Input material
■ ■ ■ ■
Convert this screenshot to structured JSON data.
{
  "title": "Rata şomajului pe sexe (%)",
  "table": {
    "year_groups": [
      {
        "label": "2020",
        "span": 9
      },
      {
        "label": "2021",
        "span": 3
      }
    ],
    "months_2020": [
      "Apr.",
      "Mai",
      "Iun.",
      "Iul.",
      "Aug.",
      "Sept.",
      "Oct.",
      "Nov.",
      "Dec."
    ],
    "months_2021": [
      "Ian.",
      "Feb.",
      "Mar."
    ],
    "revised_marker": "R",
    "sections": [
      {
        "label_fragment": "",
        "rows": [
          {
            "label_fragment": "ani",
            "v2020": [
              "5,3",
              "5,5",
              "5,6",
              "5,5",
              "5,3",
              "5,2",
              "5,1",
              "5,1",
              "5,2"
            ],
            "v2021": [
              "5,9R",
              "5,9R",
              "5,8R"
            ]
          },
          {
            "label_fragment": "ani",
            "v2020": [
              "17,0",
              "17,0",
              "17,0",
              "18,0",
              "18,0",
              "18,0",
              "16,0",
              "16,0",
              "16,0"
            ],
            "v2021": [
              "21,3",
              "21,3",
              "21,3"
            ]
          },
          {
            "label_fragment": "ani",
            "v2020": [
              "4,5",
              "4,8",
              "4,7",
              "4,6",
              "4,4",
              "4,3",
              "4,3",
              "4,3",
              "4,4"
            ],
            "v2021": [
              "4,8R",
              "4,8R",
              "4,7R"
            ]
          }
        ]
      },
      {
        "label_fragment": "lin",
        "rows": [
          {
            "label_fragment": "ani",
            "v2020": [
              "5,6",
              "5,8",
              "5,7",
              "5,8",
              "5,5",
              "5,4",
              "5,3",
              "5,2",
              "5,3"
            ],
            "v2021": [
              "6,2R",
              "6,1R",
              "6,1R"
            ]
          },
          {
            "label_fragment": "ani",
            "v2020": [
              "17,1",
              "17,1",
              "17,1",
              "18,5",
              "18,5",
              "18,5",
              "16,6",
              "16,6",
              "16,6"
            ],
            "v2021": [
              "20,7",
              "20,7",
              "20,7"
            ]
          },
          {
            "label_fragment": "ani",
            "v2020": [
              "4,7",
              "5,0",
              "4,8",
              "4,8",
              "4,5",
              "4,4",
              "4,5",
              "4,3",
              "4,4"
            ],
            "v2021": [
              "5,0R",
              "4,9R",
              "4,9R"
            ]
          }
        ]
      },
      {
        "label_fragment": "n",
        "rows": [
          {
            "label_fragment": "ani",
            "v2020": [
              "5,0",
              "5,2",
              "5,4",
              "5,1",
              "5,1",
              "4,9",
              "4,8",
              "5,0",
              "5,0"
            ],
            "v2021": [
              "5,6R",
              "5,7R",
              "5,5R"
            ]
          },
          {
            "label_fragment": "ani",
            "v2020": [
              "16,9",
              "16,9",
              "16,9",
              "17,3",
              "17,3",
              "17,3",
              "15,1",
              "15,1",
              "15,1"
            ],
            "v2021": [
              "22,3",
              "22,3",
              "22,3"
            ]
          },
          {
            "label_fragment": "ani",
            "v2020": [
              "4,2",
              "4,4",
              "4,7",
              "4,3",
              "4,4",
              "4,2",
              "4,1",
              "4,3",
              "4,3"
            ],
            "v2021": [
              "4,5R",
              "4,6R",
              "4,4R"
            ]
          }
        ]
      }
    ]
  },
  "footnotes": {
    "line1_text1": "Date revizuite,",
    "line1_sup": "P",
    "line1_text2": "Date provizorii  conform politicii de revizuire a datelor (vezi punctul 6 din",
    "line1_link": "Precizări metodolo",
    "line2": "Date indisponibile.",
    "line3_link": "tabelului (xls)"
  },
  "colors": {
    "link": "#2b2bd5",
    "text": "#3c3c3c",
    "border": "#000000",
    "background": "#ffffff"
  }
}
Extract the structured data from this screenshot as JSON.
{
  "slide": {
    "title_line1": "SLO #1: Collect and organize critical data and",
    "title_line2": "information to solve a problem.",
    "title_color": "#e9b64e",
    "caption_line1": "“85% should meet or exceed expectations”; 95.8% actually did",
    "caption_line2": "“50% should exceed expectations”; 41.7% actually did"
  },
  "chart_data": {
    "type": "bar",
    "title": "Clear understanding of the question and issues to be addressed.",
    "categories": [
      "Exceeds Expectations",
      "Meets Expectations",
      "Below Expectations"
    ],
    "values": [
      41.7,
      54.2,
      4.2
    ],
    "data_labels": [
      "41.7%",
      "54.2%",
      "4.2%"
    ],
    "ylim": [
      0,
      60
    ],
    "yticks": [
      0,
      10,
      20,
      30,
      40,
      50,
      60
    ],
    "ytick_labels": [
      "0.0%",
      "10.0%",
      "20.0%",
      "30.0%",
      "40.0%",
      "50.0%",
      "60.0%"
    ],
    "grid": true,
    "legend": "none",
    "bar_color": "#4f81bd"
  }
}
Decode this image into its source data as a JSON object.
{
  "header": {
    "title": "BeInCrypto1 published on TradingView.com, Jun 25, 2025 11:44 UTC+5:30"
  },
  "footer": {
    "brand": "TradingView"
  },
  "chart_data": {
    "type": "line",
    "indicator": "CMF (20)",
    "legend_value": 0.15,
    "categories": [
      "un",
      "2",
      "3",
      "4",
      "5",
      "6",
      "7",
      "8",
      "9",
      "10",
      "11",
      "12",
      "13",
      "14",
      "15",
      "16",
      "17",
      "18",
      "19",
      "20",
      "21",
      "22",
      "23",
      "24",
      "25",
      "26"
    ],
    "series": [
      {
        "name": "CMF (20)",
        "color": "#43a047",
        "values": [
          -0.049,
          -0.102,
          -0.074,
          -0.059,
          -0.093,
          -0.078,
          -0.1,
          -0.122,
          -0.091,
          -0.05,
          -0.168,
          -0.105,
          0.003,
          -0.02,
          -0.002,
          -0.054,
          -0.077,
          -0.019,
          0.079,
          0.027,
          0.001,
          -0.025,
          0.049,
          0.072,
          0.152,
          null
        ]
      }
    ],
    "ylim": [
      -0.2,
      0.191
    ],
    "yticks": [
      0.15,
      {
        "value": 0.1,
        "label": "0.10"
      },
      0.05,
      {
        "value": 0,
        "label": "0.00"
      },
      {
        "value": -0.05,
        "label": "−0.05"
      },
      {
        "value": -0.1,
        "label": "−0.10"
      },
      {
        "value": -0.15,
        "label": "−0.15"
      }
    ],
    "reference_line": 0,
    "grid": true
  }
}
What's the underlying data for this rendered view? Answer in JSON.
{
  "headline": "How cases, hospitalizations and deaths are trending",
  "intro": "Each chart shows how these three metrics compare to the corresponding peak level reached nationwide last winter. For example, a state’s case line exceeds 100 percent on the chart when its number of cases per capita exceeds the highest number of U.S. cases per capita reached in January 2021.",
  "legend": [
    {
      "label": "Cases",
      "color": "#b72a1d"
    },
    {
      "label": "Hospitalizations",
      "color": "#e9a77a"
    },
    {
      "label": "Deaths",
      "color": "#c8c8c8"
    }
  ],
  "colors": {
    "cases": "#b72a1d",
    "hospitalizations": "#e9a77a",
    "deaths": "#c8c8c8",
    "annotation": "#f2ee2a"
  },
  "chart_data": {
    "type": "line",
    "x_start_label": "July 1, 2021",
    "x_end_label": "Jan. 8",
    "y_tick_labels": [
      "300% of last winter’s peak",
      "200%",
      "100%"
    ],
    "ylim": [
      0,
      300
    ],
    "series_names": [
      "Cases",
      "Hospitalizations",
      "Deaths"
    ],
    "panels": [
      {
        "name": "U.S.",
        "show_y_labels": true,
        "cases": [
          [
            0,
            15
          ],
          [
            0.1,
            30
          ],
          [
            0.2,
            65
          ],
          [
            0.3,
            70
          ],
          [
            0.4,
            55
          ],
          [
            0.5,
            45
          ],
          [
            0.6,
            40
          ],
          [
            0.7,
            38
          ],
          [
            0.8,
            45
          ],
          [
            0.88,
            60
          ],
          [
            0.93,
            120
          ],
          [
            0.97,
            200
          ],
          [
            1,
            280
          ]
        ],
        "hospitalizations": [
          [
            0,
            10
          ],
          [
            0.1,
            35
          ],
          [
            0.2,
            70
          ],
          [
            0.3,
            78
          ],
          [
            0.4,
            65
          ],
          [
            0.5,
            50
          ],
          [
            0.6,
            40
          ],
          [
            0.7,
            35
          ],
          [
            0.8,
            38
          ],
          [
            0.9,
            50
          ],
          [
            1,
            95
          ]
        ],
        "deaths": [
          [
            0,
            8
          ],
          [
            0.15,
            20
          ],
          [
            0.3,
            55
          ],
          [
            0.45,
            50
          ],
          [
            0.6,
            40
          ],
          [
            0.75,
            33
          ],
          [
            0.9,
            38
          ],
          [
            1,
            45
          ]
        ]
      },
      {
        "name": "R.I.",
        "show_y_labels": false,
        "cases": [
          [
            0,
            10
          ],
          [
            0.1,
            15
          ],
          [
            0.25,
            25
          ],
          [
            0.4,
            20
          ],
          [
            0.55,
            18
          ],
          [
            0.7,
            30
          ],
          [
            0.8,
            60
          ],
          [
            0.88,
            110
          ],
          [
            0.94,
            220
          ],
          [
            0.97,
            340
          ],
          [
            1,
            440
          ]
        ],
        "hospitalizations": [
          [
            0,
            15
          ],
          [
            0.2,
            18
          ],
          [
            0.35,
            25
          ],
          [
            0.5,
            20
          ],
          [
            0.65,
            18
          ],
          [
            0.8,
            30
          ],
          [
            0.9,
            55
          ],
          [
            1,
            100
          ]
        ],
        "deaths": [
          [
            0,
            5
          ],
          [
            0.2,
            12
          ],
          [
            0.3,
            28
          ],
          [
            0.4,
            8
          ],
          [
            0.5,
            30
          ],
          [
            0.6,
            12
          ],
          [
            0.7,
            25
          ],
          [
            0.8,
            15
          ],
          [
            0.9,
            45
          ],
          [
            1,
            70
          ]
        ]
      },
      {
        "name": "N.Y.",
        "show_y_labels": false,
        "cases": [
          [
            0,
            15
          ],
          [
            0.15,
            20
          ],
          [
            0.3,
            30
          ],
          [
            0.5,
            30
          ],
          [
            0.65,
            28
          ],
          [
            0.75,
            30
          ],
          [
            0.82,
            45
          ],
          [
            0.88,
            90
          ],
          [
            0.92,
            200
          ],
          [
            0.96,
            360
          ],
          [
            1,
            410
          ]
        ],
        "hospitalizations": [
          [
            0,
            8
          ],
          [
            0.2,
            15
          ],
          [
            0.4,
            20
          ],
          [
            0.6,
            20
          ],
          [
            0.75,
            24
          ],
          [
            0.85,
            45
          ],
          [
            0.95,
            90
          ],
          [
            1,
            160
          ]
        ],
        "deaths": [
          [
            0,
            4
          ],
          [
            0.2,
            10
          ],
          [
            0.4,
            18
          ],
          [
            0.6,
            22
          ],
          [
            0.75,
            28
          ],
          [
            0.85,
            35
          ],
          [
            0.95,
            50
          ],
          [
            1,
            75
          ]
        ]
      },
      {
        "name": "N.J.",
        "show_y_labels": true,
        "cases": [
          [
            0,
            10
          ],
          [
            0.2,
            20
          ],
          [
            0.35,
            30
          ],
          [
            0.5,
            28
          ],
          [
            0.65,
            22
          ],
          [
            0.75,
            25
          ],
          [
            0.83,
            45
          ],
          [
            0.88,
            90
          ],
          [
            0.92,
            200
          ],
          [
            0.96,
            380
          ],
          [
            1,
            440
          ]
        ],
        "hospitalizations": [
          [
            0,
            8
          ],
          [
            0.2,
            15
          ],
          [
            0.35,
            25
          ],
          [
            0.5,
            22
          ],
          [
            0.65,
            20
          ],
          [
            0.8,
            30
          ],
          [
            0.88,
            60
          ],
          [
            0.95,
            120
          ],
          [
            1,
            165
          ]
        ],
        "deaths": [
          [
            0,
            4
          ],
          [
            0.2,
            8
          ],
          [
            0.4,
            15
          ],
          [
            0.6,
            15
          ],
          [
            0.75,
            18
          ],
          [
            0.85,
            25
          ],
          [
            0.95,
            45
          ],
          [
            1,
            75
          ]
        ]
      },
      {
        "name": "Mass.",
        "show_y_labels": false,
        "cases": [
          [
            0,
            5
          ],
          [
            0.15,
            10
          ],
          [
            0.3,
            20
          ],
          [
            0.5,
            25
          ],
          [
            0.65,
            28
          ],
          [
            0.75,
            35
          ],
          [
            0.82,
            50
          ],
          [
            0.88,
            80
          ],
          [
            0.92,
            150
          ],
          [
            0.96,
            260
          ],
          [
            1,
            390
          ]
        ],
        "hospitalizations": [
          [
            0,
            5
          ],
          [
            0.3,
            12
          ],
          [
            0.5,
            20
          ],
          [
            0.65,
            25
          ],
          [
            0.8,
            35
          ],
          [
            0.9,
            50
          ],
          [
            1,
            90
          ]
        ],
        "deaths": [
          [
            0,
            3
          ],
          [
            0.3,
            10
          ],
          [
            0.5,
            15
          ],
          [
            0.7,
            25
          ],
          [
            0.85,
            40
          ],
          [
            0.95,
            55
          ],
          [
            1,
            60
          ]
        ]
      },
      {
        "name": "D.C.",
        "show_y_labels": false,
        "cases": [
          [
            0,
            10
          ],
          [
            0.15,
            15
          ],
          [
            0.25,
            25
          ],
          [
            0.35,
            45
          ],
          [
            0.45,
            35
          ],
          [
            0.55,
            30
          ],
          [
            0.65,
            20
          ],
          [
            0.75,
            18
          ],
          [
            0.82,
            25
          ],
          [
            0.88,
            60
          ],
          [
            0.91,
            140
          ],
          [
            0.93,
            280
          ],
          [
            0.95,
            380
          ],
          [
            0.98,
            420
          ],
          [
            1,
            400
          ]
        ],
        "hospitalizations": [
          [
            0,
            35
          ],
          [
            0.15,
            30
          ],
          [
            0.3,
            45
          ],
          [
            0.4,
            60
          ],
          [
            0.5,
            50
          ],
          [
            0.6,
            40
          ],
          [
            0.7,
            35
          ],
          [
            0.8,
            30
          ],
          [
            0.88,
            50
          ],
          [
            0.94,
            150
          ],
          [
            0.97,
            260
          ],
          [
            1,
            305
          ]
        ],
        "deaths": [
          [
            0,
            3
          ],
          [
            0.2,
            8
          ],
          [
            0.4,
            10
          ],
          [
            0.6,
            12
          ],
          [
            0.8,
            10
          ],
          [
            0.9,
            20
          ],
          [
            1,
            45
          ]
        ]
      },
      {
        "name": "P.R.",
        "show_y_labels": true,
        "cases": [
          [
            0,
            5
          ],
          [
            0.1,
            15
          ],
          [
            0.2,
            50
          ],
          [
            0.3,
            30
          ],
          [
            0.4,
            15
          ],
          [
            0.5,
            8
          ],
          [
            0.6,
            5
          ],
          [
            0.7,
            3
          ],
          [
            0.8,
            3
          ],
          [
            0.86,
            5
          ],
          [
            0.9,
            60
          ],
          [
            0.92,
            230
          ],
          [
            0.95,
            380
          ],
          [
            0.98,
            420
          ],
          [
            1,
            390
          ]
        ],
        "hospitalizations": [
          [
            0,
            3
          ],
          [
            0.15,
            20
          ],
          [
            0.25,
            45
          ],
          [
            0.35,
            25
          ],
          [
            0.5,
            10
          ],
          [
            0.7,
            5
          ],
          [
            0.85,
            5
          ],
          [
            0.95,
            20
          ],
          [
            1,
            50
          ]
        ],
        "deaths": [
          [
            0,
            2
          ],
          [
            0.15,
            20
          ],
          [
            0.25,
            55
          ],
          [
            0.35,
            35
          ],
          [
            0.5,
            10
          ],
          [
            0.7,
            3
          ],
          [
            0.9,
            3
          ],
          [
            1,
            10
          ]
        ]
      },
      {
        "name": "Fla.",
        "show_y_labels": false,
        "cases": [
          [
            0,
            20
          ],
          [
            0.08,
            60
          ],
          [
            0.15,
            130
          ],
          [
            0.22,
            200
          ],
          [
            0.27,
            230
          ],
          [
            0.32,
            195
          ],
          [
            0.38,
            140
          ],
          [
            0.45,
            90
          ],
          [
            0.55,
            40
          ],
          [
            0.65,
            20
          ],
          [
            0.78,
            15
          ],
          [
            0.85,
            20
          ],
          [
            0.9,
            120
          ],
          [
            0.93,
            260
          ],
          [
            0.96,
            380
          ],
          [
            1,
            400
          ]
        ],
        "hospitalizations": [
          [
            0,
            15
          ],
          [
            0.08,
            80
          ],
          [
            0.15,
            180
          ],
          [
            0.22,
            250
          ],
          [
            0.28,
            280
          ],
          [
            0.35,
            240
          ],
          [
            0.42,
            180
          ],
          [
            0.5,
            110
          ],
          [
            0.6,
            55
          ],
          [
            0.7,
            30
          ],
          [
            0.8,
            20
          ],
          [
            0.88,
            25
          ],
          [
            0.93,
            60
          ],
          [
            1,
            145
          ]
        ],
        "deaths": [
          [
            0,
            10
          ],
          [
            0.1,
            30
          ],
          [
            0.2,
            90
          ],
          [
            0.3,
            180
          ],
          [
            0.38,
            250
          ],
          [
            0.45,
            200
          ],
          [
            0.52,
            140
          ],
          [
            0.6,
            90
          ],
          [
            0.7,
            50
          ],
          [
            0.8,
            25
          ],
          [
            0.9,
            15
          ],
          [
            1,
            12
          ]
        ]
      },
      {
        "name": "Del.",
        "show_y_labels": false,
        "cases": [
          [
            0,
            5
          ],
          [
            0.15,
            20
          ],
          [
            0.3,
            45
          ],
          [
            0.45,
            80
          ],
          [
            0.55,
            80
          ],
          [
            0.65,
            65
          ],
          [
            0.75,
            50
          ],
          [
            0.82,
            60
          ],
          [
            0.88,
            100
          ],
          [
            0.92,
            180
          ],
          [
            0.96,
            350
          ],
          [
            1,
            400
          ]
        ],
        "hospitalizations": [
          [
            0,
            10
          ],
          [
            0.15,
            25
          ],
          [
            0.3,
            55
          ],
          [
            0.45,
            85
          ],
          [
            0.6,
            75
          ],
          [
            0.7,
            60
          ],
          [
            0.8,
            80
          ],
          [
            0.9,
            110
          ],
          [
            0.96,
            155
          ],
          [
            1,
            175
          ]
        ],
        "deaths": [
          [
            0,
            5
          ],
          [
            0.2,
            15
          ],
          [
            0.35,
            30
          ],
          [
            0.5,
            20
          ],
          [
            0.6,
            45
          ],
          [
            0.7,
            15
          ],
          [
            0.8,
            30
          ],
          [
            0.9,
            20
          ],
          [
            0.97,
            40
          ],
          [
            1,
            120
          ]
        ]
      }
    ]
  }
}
■ ■ ■ ■
Aim of the task
From the entries above, return each line with the word "should" in it.

Result of this task
    "caption_line1": "“85% should meet or exceed expectations”; 95.8% actually did",
    "caption_line2": "“50% should exceed expectations”; 41.7% actually did"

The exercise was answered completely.